> Task objective: Copy out all lines of the records in which the word "title" appears.

┄┄┄┄┄┄

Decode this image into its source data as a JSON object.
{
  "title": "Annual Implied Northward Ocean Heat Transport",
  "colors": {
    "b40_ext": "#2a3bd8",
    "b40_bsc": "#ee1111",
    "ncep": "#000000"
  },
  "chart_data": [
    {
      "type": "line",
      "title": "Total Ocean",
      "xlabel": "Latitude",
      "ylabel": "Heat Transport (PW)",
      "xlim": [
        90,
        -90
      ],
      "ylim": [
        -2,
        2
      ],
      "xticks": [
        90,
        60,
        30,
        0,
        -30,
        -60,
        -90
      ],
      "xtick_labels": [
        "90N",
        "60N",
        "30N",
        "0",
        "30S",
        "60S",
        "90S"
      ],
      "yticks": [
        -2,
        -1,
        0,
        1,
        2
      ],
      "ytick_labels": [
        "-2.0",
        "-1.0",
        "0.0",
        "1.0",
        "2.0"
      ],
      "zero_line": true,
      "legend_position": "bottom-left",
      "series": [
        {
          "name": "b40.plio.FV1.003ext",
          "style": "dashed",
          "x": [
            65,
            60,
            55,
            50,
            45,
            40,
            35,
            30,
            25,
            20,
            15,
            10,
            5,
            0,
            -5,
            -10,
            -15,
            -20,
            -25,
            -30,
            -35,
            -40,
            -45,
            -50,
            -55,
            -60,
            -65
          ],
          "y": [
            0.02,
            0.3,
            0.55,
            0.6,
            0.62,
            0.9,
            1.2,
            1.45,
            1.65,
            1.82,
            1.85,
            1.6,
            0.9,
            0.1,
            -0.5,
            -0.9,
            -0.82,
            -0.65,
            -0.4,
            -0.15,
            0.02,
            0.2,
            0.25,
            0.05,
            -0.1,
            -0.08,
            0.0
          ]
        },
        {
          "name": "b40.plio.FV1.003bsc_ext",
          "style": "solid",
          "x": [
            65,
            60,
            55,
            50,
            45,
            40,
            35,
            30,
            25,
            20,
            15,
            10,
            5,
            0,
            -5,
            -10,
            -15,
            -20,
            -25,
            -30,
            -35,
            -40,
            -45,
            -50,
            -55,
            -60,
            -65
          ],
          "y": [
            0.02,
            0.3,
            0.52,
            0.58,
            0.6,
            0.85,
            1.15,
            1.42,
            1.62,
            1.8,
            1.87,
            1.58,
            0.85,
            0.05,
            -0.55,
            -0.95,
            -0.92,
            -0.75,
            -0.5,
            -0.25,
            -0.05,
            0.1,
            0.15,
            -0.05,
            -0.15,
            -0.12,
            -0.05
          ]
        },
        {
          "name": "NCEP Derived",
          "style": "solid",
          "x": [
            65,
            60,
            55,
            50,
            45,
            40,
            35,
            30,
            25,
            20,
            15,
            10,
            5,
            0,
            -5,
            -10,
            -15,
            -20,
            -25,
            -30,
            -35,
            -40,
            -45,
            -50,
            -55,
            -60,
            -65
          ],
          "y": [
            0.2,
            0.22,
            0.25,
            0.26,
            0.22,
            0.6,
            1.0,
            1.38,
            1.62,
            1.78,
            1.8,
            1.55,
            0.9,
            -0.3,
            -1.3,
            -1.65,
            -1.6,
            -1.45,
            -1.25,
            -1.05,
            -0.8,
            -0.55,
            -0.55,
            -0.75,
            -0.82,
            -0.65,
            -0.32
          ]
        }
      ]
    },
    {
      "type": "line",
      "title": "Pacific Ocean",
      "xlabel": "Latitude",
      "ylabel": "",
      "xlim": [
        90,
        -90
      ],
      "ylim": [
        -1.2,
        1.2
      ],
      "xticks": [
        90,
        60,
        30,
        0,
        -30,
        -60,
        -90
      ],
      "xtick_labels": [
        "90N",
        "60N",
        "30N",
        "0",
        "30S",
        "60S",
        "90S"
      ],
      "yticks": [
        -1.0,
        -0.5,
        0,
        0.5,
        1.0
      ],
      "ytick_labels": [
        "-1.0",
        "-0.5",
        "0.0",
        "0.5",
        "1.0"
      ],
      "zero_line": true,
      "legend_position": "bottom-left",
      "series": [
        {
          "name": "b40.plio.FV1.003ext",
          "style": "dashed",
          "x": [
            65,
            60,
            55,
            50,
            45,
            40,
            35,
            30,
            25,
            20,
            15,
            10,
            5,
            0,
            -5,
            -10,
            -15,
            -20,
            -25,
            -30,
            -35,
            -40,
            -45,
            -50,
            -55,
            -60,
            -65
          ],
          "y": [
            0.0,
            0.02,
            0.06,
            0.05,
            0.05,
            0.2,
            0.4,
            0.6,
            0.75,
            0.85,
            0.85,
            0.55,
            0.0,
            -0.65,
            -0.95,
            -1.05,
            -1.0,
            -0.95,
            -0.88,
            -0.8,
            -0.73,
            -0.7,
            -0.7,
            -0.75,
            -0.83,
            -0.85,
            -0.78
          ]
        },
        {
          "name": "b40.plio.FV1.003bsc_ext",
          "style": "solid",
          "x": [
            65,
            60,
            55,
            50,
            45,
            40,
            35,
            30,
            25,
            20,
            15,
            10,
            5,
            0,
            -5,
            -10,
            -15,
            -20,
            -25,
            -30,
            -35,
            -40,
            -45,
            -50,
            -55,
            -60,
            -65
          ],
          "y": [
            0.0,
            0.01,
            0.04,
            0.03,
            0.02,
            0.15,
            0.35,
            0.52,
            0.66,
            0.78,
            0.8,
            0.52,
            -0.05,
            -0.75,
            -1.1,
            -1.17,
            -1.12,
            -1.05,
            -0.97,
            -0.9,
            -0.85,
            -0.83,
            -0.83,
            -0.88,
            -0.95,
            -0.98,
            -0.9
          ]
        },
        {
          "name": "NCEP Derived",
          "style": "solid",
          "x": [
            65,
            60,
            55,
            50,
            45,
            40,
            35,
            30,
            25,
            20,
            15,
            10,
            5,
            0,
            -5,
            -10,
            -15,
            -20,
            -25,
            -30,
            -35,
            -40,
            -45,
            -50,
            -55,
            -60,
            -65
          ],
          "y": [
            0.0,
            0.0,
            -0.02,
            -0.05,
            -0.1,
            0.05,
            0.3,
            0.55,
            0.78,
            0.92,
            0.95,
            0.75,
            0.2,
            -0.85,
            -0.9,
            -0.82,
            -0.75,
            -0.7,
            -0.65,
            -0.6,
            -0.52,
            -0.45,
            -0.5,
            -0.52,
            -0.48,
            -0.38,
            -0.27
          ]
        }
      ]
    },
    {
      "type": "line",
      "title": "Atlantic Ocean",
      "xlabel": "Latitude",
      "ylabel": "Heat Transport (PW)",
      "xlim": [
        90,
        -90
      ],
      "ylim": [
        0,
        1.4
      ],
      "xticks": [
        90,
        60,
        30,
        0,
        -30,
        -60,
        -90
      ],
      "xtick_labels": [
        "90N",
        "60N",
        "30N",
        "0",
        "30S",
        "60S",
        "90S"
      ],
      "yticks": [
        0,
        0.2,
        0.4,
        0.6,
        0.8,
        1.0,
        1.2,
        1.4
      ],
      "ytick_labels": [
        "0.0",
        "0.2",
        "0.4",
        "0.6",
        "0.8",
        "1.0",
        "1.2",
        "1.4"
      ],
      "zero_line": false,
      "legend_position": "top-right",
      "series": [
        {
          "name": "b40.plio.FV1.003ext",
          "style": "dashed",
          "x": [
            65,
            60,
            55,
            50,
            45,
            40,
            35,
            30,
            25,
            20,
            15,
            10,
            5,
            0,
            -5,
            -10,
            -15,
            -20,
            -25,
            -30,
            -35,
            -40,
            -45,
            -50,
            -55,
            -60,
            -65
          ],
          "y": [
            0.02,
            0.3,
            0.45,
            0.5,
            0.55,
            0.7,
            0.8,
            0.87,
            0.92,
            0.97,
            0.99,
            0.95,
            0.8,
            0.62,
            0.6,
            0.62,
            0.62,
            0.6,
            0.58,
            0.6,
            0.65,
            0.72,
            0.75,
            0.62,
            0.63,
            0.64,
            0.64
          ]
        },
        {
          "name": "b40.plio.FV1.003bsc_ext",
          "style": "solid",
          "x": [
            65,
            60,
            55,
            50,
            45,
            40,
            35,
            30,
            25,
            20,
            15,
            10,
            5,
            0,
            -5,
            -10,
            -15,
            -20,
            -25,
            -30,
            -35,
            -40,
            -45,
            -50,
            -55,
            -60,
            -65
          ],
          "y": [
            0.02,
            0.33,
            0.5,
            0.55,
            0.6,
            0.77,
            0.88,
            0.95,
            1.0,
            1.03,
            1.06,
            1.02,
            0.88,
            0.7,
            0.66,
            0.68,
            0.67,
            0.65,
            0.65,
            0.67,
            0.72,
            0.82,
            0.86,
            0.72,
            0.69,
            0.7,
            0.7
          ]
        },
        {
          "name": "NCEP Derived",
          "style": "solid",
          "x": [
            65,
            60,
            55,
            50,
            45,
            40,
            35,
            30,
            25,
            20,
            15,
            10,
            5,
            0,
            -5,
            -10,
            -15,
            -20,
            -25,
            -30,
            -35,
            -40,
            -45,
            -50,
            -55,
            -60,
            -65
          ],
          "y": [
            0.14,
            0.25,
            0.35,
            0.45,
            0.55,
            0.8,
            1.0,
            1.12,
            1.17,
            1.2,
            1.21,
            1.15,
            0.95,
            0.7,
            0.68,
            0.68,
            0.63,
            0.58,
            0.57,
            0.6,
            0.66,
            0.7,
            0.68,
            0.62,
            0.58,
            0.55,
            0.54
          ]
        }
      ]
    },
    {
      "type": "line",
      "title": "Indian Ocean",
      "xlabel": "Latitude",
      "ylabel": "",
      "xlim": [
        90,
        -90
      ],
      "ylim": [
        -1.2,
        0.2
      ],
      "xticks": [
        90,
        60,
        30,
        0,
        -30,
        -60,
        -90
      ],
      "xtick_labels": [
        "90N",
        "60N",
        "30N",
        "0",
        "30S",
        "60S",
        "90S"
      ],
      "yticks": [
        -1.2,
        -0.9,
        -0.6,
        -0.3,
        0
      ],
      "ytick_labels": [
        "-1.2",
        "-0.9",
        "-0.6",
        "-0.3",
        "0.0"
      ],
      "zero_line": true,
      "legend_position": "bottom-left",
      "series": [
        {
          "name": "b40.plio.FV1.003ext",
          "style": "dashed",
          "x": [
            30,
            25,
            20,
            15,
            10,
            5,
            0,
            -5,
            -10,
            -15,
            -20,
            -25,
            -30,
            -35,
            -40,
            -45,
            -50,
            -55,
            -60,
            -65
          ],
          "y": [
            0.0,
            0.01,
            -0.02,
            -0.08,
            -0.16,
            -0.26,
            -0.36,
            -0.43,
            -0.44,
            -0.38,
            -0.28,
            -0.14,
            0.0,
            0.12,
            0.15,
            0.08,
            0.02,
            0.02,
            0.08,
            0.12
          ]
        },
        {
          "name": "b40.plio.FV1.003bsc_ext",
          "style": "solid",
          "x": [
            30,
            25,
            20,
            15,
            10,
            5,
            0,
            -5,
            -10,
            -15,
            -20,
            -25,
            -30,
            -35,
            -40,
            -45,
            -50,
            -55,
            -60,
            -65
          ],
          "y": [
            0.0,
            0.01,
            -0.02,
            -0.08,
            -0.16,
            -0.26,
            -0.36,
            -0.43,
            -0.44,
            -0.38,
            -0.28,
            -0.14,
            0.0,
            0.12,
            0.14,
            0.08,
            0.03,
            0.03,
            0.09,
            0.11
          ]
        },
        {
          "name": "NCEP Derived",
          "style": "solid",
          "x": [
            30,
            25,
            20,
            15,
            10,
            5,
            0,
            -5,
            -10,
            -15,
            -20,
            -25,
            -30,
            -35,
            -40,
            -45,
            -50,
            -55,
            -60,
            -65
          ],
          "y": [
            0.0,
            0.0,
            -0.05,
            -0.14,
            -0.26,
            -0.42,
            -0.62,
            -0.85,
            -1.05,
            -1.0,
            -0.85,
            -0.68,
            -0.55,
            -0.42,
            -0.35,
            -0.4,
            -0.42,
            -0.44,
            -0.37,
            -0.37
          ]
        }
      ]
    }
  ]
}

┄┄┄┄┄┄

> The solution:
  "title": "Annual Implied Northward Ocean Heat Transport",
      "title": "Total Ocean",
      "title": "Pacific Ocean",
      "title": "Atlantic Ocean",
      "title": "Indian Ocean",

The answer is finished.